-- Task to complete --
Give only the number of lines in the data that include the string "text".

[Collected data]
·····

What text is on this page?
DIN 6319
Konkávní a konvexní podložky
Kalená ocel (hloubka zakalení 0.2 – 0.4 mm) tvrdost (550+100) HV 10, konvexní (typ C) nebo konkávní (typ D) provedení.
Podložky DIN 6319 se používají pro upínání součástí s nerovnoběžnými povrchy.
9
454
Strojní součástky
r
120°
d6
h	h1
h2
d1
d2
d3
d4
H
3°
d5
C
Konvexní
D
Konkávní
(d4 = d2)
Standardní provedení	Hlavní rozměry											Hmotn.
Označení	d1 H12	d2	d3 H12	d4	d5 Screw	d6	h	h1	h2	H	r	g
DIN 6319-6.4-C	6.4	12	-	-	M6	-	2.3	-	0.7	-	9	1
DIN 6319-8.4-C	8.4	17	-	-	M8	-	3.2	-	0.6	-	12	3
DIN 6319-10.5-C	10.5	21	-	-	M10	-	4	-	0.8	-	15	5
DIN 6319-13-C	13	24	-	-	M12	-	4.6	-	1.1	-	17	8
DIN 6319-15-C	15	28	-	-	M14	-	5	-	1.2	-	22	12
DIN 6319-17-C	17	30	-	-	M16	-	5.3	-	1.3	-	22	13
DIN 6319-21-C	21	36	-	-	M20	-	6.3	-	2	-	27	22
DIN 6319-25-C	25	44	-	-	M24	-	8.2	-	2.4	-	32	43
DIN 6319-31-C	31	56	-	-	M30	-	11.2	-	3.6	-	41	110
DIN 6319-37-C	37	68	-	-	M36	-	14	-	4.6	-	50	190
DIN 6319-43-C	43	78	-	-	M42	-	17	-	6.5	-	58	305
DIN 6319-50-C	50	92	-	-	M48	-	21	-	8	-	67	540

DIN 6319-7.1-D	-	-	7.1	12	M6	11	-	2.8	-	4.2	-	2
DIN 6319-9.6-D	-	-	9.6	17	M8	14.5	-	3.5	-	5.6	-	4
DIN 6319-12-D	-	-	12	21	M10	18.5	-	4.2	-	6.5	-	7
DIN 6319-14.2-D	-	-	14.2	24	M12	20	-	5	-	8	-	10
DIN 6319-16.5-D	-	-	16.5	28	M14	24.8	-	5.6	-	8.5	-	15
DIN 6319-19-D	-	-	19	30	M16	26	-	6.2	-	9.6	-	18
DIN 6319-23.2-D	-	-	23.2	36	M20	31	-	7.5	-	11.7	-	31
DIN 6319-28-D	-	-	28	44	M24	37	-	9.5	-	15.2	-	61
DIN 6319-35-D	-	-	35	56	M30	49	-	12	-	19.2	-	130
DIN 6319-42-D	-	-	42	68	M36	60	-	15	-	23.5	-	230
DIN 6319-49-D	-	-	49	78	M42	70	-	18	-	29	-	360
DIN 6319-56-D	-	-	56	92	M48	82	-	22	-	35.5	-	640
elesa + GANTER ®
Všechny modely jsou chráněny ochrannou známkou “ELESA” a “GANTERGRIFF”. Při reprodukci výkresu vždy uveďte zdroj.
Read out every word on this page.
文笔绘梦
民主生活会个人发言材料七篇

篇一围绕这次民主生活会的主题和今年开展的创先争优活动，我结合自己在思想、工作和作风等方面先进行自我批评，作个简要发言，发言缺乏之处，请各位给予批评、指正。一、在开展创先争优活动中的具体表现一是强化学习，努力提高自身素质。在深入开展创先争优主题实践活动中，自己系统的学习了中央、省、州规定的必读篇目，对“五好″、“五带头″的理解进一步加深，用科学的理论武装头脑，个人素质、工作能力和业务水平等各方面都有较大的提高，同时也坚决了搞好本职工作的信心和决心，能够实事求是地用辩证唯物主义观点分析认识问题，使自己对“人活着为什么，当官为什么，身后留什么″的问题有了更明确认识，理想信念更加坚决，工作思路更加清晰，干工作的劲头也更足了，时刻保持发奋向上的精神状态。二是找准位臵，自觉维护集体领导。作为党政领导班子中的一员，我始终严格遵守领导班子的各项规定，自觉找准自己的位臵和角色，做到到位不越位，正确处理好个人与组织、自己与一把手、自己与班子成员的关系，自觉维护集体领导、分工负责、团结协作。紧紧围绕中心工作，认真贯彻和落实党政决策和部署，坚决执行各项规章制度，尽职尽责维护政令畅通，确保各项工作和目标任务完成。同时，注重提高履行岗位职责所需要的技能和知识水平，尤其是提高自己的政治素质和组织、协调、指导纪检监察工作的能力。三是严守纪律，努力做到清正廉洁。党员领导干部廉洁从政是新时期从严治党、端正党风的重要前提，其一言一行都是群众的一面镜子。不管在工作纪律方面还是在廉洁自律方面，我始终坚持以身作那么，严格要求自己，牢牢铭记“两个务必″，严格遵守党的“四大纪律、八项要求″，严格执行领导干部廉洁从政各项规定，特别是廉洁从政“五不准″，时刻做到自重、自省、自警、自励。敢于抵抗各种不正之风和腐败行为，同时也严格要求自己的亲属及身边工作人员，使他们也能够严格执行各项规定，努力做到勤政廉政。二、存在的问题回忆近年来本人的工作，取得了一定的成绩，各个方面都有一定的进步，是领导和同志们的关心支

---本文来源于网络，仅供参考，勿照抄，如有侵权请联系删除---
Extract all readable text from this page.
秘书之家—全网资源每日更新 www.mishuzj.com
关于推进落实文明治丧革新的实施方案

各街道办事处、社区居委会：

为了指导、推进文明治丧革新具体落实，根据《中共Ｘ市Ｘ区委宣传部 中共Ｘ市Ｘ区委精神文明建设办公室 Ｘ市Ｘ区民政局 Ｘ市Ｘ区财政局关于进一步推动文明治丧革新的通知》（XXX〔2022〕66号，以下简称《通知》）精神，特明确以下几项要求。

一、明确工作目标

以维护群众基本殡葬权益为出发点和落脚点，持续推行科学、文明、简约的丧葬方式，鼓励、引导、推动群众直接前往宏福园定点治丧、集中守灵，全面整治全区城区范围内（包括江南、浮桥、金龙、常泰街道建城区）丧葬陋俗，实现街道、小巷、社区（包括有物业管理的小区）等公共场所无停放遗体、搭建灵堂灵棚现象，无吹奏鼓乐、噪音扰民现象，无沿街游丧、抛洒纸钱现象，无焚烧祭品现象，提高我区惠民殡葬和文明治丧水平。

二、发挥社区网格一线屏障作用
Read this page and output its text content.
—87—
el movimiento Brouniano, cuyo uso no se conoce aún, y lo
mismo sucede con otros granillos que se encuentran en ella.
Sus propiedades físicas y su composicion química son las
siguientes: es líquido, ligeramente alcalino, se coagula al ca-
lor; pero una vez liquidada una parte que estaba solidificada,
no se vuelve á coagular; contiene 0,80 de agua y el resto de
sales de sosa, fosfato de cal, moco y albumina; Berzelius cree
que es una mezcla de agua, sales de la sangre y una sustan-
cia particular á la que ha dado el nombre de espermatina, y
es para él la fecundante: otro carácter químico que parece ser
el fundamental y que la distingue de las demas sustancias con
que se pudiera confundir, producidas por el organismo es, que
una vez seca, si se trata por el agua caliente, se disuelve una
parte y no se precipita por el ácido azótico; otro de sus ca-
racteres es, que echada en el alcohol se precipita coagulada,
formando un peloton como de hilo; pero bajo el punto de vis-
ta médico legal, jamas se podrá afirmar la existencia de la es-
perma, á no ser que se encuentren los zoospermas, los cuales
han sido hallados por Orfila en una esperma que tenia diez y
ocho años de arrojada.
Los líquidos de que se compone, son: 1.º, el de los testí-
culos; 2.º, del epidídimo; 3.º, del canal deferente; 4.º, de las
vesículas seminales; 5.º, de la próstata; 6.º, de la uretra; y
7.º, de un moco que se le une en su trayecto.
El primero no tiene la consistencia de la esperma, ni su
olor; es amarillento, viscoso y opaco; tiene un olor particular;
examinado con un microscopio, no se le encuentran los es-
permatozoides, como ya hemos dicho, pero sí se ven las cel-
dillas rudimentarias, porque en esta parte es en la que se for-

·····

-- Result of the task --
3